• [The exercise]:
Quote the lines below word for word, leaving out the pictures.

• [Materials provided]:
☆ ☆ ☆ ☆

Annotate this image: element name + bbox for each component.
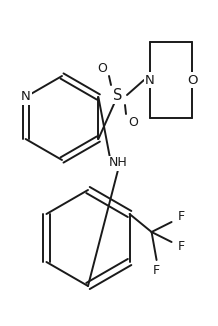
Text: N: N bbox=[21, 91, 31, 103]
Text: O: O bbox=[128, 115, 138, 128]
Text: O: O bbox=[187, 73, 197, 86]
Text: N: N bbox=[145, 73, 155, 86]
Text: O: O bbox=[97, 62, 107, 75]
Text: S: S bbox=[113, 87, 123, 102]
Text: NH: NH bbox=[109, 156, 127, 170]
Text: F: F bbox=[178, 241, 185, 254]
Text: F: F bbox=[178, 211, 185, 224]
Text: F: F bbox=[153, 263, 160, 276]
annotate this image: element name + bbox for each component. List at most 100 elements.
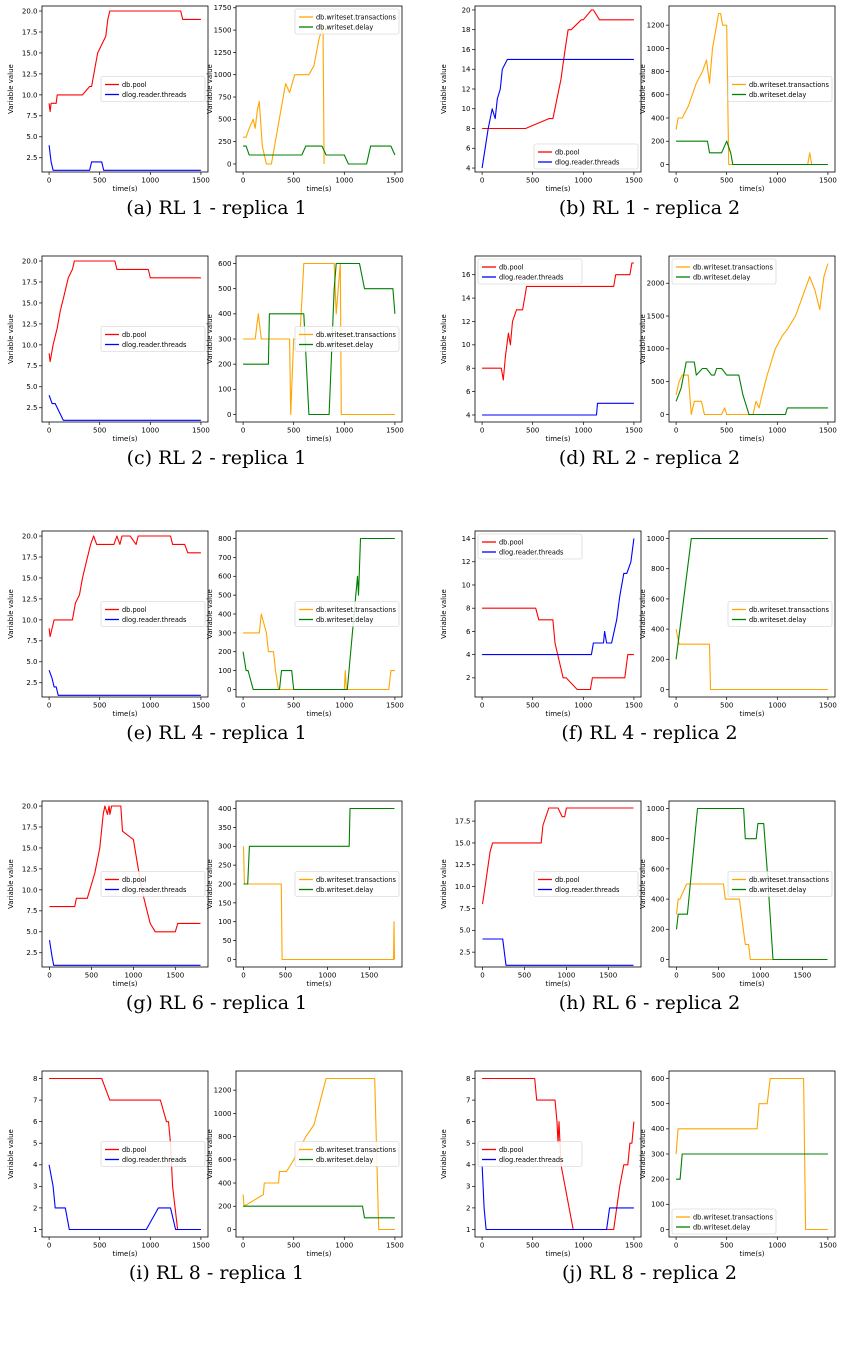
series-line-db-pool xyxy=(48,260,201,363)
x-tick-label: 1500 xyxy=(192,427,210,435)
legend-label: dlog.reader.threads xyxy=(122,886,187,894)
y-tick-label: 15.0 xyxy=(22,299,38,307)
legend-label: db.writeset.delay xyxy=(749,886,806,894)
legend: db.writeset.transactions db.writeset.dela… xyxy=(727,601,833,627)
x-tick-label: 500 xyxy=(526,177,539,185)
right-subplot: 0 500 1000 1500 0 100 200 300 400 500 600 time(s) Va… xyxy=(639,1070,837,1258)
y-tick-label: 1000 xyxy=(647,805,665,813)
subfigure-caption: (h) RL 6 - replica 2 xyxy=(558,992,741,1014)
right-subplot: 0 500 1000 1500 0 250 500 750 1000 1250 1500 1750 ti… xyxy=(206,4,404,193)
x-axis-label: time(s) xyxy=(113,435,138,443)
y-tick-label: 2 xyxy=(466,674,470,682)
y-tick-label: 20.0 xyxy=(22,7,38,15)
legend-label: db.pool xyxy=(122,331,147,339)
x-tick-label: 500 xyxy=(526,427,539,435)
x-tick-label: 1500 xyxy=(625,177,643,185)
right-subplot: 0 500 1000 1500 0 200 400 600 800 1000 1200 time(s)… xyxy=(639,5,837,193)
y-tick-label: 4 xyxy=(466,651,471,659)
y-tick-label: 3 xyxy=(466,1183,470,1191)
legend-label: db.writeset.delay xyxy=(693,1223,750,1231)
left-subplot: 0 500 1000 1500 2.5 5.0 7.5 10.0 12.5 15.0 17.5 20.… xyxy=(7,255,210,443)
y-tick-label: 1200 xyxy=(214,1087,232,1095)
y-tick-label: 1000 xyxy=(214,71,232,79)
y-tick-label: 0 xyxy=(227,411,231,419)
y-tick-label: 1 xyxy=(33,1226,37,1234)
y-axis-label: Variable value xyxy=(440,589,448,639)
legend: db.pool dlog.reader.threads xyxy=(477,1141,583,1167)
y-tick-label: 600 xyxy=(651,1075,664,1083)
y-axis-label: Variable value xyxy=(206,1129,214,1179)
y-tick-label: 18 xyxy=(462,26,471,34)
x-tick-label: 0 xyxy=(674,702,678,710)
right-subplot: 0 500 1000 150002004006008001000time(s)Vari… xyxy=(639,800,836,988)
y-tick-label: 5.0 xyxy=(26,928,37,936)
legend-label: db.writeset.delay xyxy=(316,341,373,349)
subfigure-plots: 0 500 1000 15002.55.07.510.012.515.017.520.… xyxy=(7,530,404,718)
x-tick-label: 0 xyxy=(241,427,245,435)
y-tick-label: 0 xyxy=(227,1226,231,1234)
y-tick-label: 7.5 xyxy=(26,907,37,915)
y-axis-label: Variable value xyxy=(639,859,647,909)
y-tick-label: 20 xyxy=(462,6,471,14)
legend-label: db.writeset.delay xyxy=(316,1156,373,1164)
axes-frame xyxy=(474,1070,642,1238)
subfigure-f: 0 500 1000 1500 2 4 6 8 10 12 14 time(s) Variable va… xyxy=(433,525,866,770)
left-subplot: 0 500 1000 1500 4 6 8 10 12 14 16 18 20 time(s) Variab… xyxy=(440,5,643,193)
x-tick-label: 500 xyxy=(287,427,300,435)
legend-label: db.writeset.delay xyxy=(693,273,750,281)
series-line-dlog-reader-threads xyxy=(48,145,201,171)
x-tick-label: 0 xyxy=(480,177,484,185)
legend-label: db.pool xyxy=(122,1146,147,1154)
y-tick-label: 200 xyxy=(651,926,664,934)
y-tick-label: 20.0 xyxy=(22,257,38,265)
x-tick-label: 500 xyxy=(287,1242,300,1250)
y-axis-label: Variable value xyxy=(639,64,647,114)
legend-label: db.writeset.transactions xyxy=(316,331,396,339)
legend-label: dlog.reader.threads xyxy=(499,1156,564,1164)
x-tick-label: 0 xyxy=(480,702,484,710)
y-axis-label: Variable value xyxy=(440,64,448,114)
y-tick-label: 12.5 xyxy=(22,320,38,328)
y-tick-label: 10.0 xyxy=(22,341,38,349)
series-line-db-pool xyxy=(48,10,201,113)
x-axis-label: time(s) xyxy=(113,710,138,718)
legend: db.pool dlog.reader.threads xyxy=(477,533,583,560)
x-tick-label: 0 xyxy=(480,972,484,980)
y-tick-label: 0 xyxy=(227,160,231,168)
y-axis-label: Variable value xyxy=(639,589,647,639)
y-axis-label: Variable value xyxy=(206,589,214,639)
series-line-db-pool xyxy=(48,535,201,638)
y-tick-label: 100 xyxy=(218,386,231,394)
series-line-db-pool xyxy=(482,9,634,130)
series-line-db-pool xyxy=(482,607,634,691)
series-line-db-writeset-delay xyxy=(243,1205,395,1219)
legend: db.pool dlog.reader.threads xyxy=(100,601,206,627)
x-tick-label: 1500 xyxy=(819,702,837,710)
x-tick-label: 1000 xyxy=(751,972,769,980)
subfigure-plots: 0 500 1000 15002.55.07.510.012.515.017.520.… xyxy=(7,800,403,988)
legend-label: db.writeset.transactions xyxy=(693,1213,773,1221)
x-tick-label: 1000 xyxy=(335,702,353,710)
x-tick-label: 0 xyxy=(47,177,51,185)
legend: db.writeset.transactions db.writeset.dela… xyxy=(727,76,833,102)
legend-label: db.pool xyxy=(122,876,147,884)
legend: db.pool dlog.reader.threads xyxy=(100,871,206,897)
series-line-db-writeset-delay xyxy=(242,537,395,691)
y-tick-label: 6 xyxy=(33,1118,38,1126)
x-tick-label: 500 xyxy=(712,972,725,980)
series-line-dlog-reader-threads xyxy=(48,395,201,421)
legend: db.pool dlog.reader.threads xyxy=(533,143,639,170)
legend: db.writeset.transactions db.writeset.dela… xyxy=(294,1141,400,1167)
right-subplot: 0 500 1000 1500 0 100 200 300 400 500 600 700 800 tim… xyxy=(206,530,404,718)
y-tick-label: 8 xyxy=(466,1075,470,1083)
series-line-dlog-reader-threads xyxy=(481,1164,634,1231)
legend-label: db.writeset.transactions xyxy=(749,606,829,614)
x-tick-label: 500 xyxy=(518,972,531,980)
x-tick-label: 1000 xyxy=(557,972,575,980)
x-axis-label: time(s) xyxy=(740,980,765,988)
x-tick-label: 1000 xyxy=(768,1242,786,1250)
series-line-db-writeset-delay xyxy=(675,361,828,416)
y-tick-label: 15.0 xyxy=(22,49,38,57)
x-tick-label: 1000 xyxy=(141,1242,159,1250)
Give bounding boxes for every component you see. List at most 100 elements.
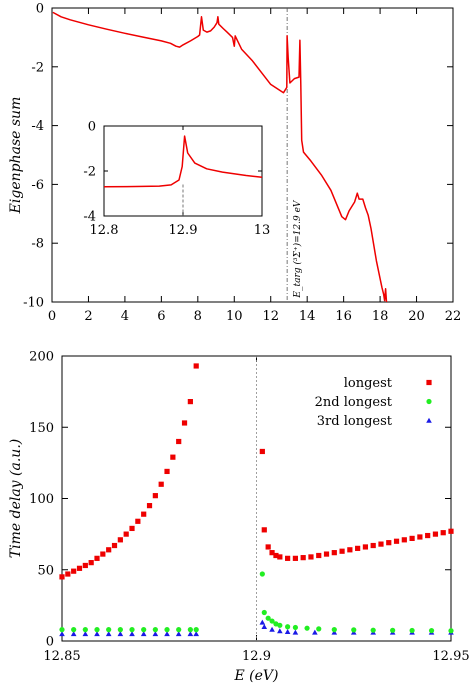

☆ ☆ ☆ ☆

• [Expected answer]:
Annotate this image: element name + bbox for each component.
Text: N: N bbox=[21, 91, 31, 103]
Text: O: O bbox=[128, 115, 138, 128]
Text: O: O bbox=[187, 73, 197, 86]
Text: N: N bbox=[145, 73, 155, 86]
Text: O: O bbox=[97, 62, 107, 75]
Text: S: S bbox=[113, 87, 123, 102]
Text: NH: NH bbox=[109, 156, 127, 170]
Text: F: F bbox=[178, 241, 185, 254]
Text: F: F bbox=[178, 211, 185, 224]
Text: F: F bbox=[153, 263, 160, 276]
annotate this image: element name + bbox for each component. List at most 100 elements.
series-line-db-pool xyxy=(48,260,201,363)
x-tick-label: 1500 xyxy=(192,427,210,435)
legend-label: dlog.reader.threads xyxy=(122,886,187,894)
y-tick-label: 15.0 xyxy=(22,299,38,307)
legend-label: db.writeset.delay xyxy=(749,886,806,894)
legend: db.writeset.transactions db.writeset.dela… xyxy=(727,601,833,627)
x-tick-label: 500 xyxy=(526,177,539,185)
right-subplot: 0 500 1000 1500 0 100 200 300 400 500 600 time(s) Va… xyxy=(639,1070,837,1258)
y-tick-label: 1000 xyxy=(647,805,665,813)
subfigure-caption: (h) RL 6 - replica 2 xyxy=(558,992,741,1014)
right-subplot: 0 500 1000 1500 0 250 500 750 1000 1250 1500 1750 ti… xyxy=(206,4,404,193)
x-axis-label: time(s) xyxy=(113,435,138,443)
y-tick-label: 2 xyxy=(466,674,470,682)
y-tick-label: 20.0 xyxy=(22,7,38,15)
legend-label: db.pool xyxy=(122,331,147,339)
x-tick-label: 500 xyxy=(526,427,539,435)
x-tick-label: 1500 xyxy=(625,177,643,185)
right-subplot: 0 500 1000 1500 0 200 400 600 800 1000 1200 time(s)… xyxy=(639,5,837,193)
y-tick-label: 4 xyxy=(466,651,471,659)
y-tick-label: 3 xyxy=(466,1183,470,1191)
legend-label: db.writeset.delay xyxy=(693,1223,750,1231)
left-subplot: 0 500 1000 1500 2.5 5.0 7.5 10.0 12.5 15.0 17.5 20.… xyxy=(7,255,210,443)
y-tick-label: 1200 xyxy=(214,1087,232,1095)
y-tick-label: 1000 xyxy=(214,71,232,79)
y-tick-label: 0 xyxy=(227,411,231,419)
y-tick-label: 1 xyxy=(33,1226,37,1234)
y-axis-label: Variable value xyxy=(440,589,448,639)
legend: db.pool dlog.reader.threads xyxy=(477,1141,583,1167)
y-tick-label: 600 xyxy=(651,1075,664,1083)
y-axis-label: Variable value xyxy=(206,1129,214,1179)
y-tick-label: 18 xyxy=(462,26,471,34)
x-tick-label: 0 xyxy=(674,702,678,710)
right-subplot: 0 500 1000 150002004006008001000time(s)Vari… xyxy=(639,800,836,988)
y-tick-label: 5.0 xyxy=(26,928,37,936)
legend-label: db.writeset.delay xyxy=(316,341,373,349)
subfigure-plots: 0 500 1000 15002.55.07.510.012.515.017.520.… xyxy=(7,530,404,718)
x-tick-label: 0 xyxy=(241,427,245,435)
y-tick-label: 0 xyxy=(227,1226,231,1234)
y-tick-label: 7.5 xyxy=(26,907,37,915)
y-axis-label: Variable value xyxy=(639,859,647,909)
y-tick-label: 20 xyxy=(462,6,471,14)
legend-label: db.writeset.delay xyxy=(316,1156,373,1164)
axes-frame xyxy=(474,1070,642,1238)
subfigure-f: 0 500 1000 1500 2 4 6 8 10 12 14 time(s) Variable va… xyxy=(433,525,866,770)
left-subplot: 0 500 1000 1500 4 6 8 10 12 14 16 18 20 time(s) Variab… xyxy=(440,5,643,193)
x-tick-label: 500 xyxy=(287,427,300,435)
legend-label: db.writeset.delay xyxy=(693,273,750,281)
series-line-dlog-reader-threads xyxy=(48,145,201,171)
x-tick-label: 0 xyxy=(480,177,484,185)
legend-label: db.pool xyxy=(122,1146,147,1154)
y-tick-label: 200 xyxy=(651,926,664,934)
y-tick-label: 20.0 xyxy=(22,257,38,265)
x-tick-label: 500 xyxy=(287,1242,300,1250)
y-axis-label: Variable value xyxy=(639,64,647,114)
legend-label: db.writeset.transactions xyxy=(316,331,396,339)
legend-label: dlog.reader.threads xyxy=(499,1156,564,1164)
x-tick-label: 0 xyxy=(480,702,484,710)
y-axis-label: Variable value xyxy=(440,64,448,114)
y-tick-label: 12.5 xyxy=(22,320,38,328)
y-tick-label: 10.0 xyxy=(22,341,38,349)
series-line-db-pool xyxy=(48,10,201,113)
x-axis-label: time(s) xyxy=(113,710,138,718)
legend: db.pool dlog.reader.threads xyxy=(477,533,583,560)
x-tick-label: 0 xyxy=(480,972,484,980)
y-tick-label: 0 xyxy=(227,160,231,168)
y-axis-label: Variable value xyxy=(639,589,647,639)
y-axis-label: Variable value xyxy=(206,589,214,639)
series-line-db-pool xyxy=(48,535,201,638)
y-tick-label: 100 xyxy=(218,386,231,394)
series-line-db-pool xyxy=(482,9,634,130)
series-line-db-pool xyxy=(482,607,634,691)
series-line-db-writeset-delay xyxy=(243,1205,395,1219)
legend: db.pool dlog.reader.threads xyxy=(100,601,206,627)
x-tick-label: 1500 xyxy=(819,702,837,710)
x-tick-label: 1000 xyxy=(751,972,769,980)
subfigure-plots: 0 500 1000 15002.55.07.510.012.515.017.520.… xyxy=(7,800,403,988)
legend-label: db.writeset.transactions xyxy=(693,1213,773,1221)
x-tick-label: 1000 xyxy=(335,702,353,710)
x-tick-label: 0 xyxy=(47,177,51,185)
legend: db.writeset.transactions db.writeset.dela… xyxy=(727,76,833,102)
legend-label: db.pool xyxy=(122,876,147,884)
legend: db.pool dlog.reader.threads xyxy=(100,871,206,897)
series-line-db-writeset-delay xyxy=(242,537,395,691)
y-tick-label: 6 xyxy=(33,1118,38,1126)
x-tick-label: 500 xyxy=(712,972,725,980)
series-line-dlog-reader-threads xyxy=(48,395,201,421)
legend: db.pool dlog.reader.threads xyxy=(533,143,639,170)
legend: db.writeset.transactions db.writeset.dela… xyxy=(294,1141,400,1167)
right-subplot: 0 500 1000 1500 0 100 200 300 400 500 600 700 800 tim… xyxy=(206,530,404,718)
y-tick-label: 8 xyxy=(466,1075,470,1083)
series-line-dlog-reader-threads xyxy=(481,1164,634,1231)
legend-label: db.writeset.transactions xyxy=(749,606,829,614)
x-tick-label: 500 xyxy=(518,972,531,980)
x-tick-label: 1000 xyxy=(557,972,575,980)
x-axis-label: time(s) xyxy=(740,980,765,988)
x-tick-label: 1000 xyxy=(768,1242,786,1250)
series-line-db-writeset-delay xyxy=(675,361,828,416)
y-tick-label: 15.0 xyxy=(22,49,38,57)
x-tick-label: 1000 xyxy=(141,1242,159,1250)
Give bounding boxes for every component you see. List at most 100 elements.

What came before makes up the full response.